— TO BE DONE —
Sort through the data and copy the lines holding the word "only".

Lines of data
===
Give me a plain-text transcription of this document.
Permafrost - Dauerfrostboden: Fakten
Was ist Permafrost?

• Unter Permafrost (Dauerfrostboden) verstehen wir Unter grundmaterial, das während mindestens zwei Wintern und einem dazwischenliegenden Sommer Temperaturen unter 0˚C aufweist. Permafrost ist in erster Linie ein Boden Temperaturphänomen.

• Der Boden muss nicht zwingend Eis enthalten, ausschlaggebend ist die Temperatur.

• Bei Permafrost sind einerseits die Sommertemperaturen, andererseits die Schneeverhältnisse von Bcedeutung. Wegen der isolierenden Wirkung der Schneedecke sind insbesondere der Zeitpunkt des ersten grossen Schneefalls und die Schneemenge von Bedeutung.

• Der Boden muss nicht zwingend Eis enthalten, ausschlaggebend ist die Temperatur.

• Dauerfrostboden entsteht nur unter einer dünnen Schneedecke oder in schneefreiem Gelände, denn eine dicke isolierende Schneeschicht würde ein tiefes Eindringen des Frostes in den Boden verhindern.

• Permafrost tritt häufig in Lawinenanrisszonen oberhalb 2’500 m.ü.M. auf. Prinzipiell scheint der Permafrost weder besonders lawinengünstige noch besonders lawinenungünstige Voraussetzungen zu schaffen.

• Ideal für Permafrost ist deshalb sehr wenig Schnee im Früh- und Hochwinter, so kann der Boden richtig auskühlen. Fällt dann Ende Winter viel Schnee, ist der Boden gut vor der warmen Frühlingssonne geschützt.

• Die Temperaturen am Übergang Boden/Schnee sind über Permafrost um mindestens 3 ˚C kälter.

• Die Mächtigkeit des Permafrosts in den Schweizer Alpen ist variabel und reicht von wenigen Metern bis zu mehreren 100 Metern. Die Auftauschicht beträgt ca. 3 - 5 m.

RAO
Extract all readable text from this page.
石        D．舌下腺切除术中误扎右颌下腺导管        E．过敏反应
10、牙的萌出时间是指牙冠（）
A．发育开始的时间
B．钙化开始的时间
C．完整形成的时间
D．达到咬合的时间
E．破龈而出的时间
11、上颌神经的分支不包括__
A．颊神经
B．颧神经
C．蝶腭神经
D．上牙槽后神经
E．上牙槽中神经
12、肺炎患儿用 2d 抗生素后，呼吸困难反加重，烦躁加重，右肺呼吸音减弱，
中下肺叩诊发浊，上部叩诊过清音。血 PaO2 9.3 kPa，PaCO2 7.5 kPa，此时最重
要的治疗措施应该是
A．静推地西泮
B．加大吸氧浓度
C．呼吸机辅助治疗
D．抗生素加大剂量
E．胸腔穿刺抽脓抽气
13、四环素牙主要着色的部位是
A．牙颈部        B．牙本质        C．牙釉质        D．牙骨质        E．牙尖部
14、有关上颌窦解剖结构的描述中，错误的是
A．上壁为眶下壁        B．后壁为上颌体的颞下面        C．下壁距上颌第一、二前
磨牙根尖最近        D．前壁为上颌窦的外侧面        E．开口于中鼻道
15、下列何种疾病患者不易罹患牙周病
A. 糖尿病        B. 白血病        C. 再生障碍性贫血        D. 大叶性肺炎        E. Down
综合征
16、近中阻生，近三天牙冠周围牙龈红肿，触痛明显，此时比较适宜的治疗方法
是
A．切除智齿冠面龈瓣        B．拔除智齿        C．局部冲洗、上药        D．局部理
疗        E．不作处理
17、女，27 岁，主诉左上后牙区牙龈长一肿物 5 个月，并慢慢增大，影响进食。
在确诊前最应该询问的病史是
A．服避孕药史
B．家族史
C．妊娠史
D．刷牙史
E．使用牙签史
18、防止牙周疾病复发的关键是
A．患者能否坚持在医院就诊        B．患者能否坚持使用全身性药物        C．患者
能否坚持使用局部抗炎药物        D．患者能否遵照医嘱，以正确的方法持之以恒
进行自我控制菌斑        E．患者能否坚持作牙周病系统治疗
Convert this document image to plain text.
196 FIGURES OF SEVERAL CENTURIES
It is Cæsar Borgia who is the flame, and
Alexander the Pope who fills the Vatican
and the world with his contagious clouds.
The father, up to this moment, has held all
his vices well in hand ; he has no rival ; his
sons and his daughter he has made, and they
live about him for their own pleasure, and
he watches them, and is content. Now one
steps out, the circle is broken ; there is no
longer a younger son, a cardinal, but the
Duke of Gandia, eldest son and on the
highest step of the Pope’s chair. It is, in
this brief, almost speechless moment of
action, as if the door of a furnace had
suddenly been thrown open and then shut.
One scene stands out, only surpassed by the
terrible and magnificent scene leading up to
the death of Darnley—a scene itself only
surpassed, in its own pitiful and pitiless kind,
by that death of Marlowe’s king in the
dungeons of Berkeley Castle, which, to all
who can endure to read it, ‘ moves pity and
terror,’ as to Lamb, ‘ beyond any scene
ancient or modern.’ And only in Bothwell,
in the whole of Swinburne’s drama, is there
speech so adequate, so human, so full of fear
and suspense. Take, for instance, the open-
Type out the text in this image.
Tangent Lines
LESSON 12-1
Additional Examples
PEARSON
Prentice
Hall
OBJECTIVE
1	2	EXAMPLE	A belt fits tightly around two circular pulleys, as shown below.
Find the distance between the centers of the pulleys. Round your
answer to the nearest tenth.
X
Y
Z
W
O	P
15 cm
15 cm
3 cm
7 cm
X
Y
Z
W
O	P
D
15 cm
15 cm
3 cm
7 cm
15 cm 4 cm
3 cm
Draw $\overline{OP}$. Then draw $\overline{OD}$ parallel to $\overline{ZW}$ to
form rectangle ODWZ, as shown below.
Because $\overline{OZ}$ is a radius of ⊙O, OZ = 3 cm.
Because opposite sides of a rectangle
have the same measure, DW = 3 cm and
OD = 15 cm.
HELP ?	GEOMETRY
===
— ANSWER IN FULL —
One scene stands out, only surpassed by the
the death of Darnley—a scene itself only
ancient or modern.’ And only in Bothwell,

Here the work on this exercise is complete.